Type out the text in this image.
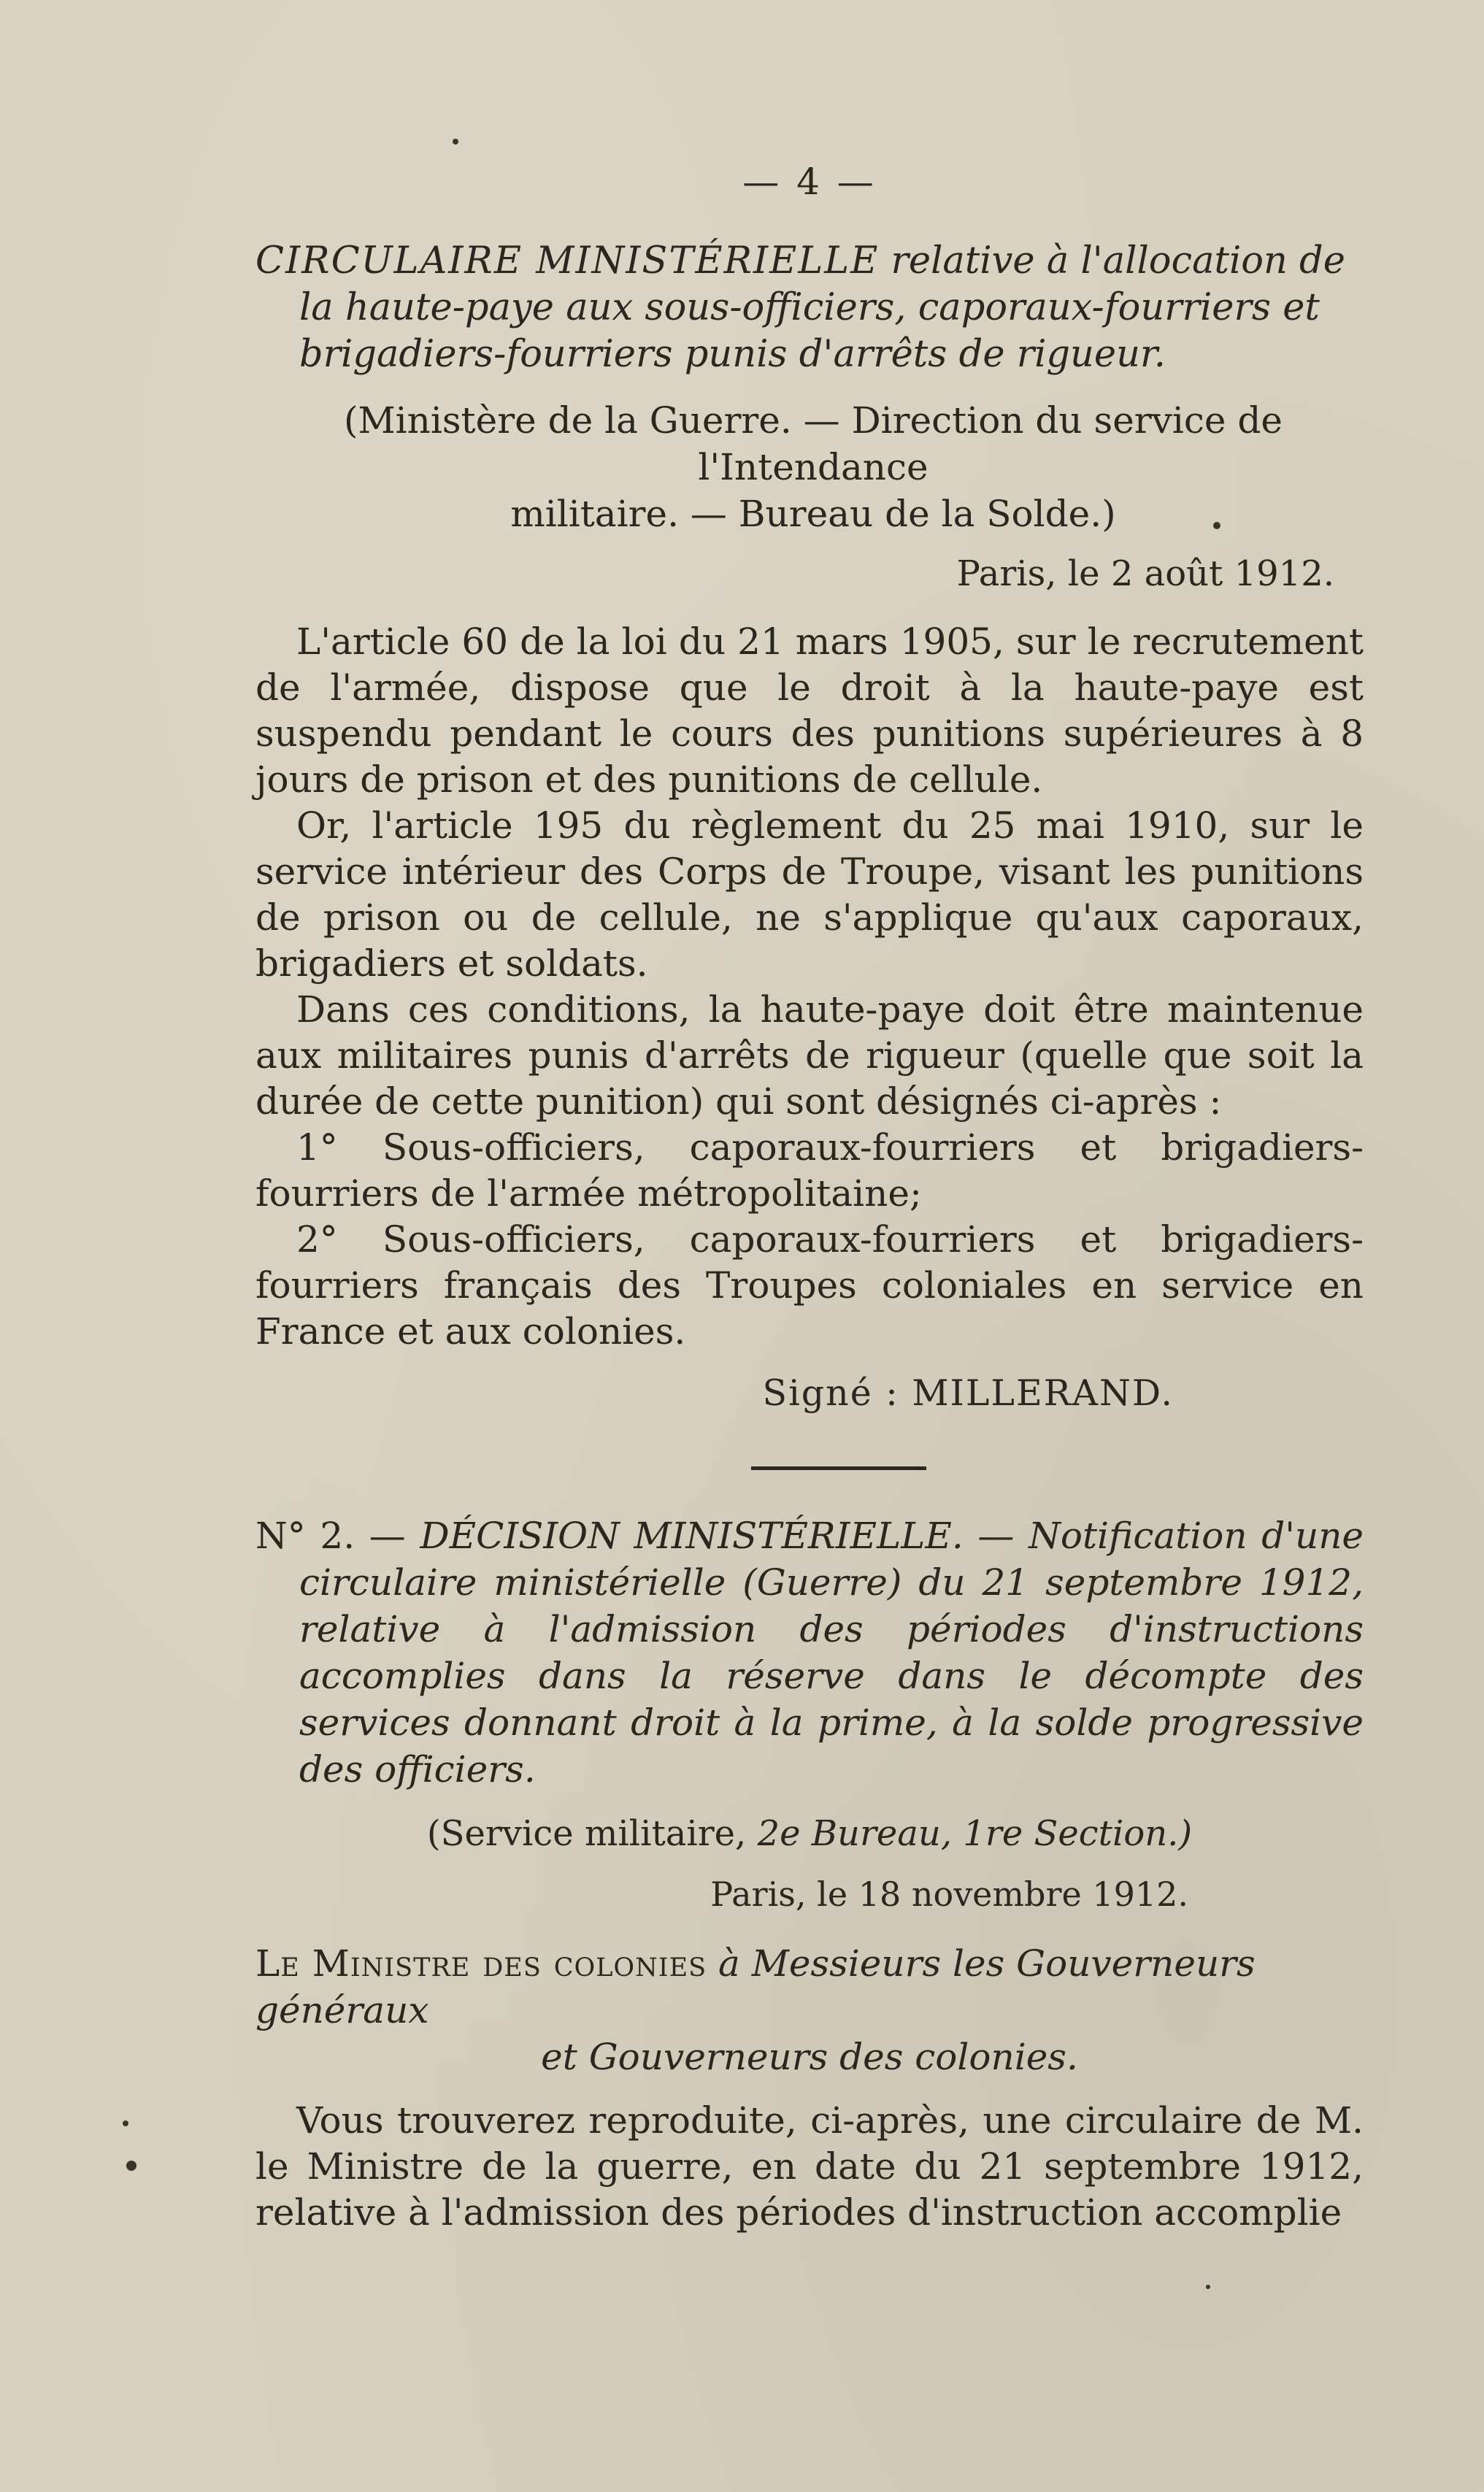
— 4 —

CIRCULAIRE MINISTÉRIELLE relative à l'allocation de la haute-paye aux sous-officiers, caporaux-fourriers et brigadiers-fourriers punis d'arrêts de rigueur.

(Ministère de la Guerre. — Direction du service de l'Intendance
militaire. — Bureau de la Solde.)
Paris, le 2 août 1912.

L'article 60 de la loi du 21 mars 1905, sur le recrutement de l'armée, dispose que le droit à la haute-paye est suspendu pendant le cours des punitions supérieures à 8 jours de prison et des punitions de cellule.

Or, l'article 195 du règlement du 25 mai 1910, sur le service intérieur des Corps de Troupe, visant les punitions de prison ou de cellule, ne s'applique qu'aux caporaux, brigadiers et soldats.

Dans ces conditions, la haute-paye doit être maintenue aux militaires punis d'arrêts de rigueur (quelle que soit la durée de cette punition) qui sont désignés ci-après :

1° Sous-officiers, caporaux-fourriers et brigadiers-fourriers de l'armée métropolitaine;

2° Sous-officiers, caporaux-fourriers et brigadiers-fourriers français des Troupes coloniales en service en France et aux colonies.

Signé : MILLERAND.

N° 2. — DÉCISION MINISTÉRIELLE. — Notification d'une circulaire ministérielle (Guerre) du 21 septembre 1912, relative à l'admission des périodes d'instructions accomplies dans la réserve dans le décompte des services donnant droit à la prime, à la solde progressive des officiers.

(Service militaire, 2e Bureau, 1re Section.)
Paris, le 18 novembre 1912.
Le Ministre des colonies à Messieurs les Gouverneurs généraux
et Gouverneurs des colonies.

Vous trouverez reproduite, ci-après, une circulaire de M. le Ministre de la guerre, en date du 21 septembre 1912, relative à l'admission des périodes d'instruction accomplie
....
**SET PROBLEM**
Repeat all of the entries word for word, but omit the pictures.

**TASK RESPONSE**
Type out the text in this image.
— 4 —

CIRCULAIRE MINISTÉRIELLE relative à l'allocation de la haute-paye aux sous-officiers, caporaux-fourriers et brigadiers-fourriers punis d'arrêts de rigueur.

(Ministère de la Guerre. — Direction du service de l'Intendance
militaire. — Bureau de la Solde.)
Paris, le 2 août 1912.

L'article 60 de la loi du 21 mars 1905, sur le recrutement de l'armée, dispose que le droit à la haute-paye est suspendu pendant le cours des punitions supérieures à 8 jours de prison et des punitions de cellule.

Or, l'article 195 du règlement du 25 mai 1910, sur le service intérieur des Corps de Troupe, visant les punitions de prison ou de cellule, ne s'applique qu'aux caporaux, brigadiers et soldats.

Dans ces conditions, la haute-paye doit être maintenue aux militaires punis d'arrêts de rigueur (quelle que soit la durée de cette punition) qui sont désignés ci-après :

1° Sous-officiers, caporaux-fourriers et brigadiers-fourriers de l'armée métropolitaine;

2° Sous-officiers, caporaux-fourriers et brigadiers-fourriers français des Troupes coloniales en service en France et aux colonies.

Signé : MILLERAND.

N° 2. — DÉCISION MINISTÉRIELLE. — Notification d'une circulaire ministérielle (Guerre) du 21 septembre 1912, relative à l'admission des périodes d'instructions accomplies dans la réserve dans le décompte des services donnant droit à la prime, à la solde progressive des officiers.

(Service militaire, 2e Bureau, 1re Section.)
Paris, le 18 novembre 1912.
Le Ministre des colonies à Messieurs les Gouverneurs généraux
et Gouverneurs des colonies.

Vous trouverez reproduite, ci-après, une circulaire de M. le Ministre de la guerre, en date du 21 septembre 1912, relative à l'admission des périodes d'instruction accomplie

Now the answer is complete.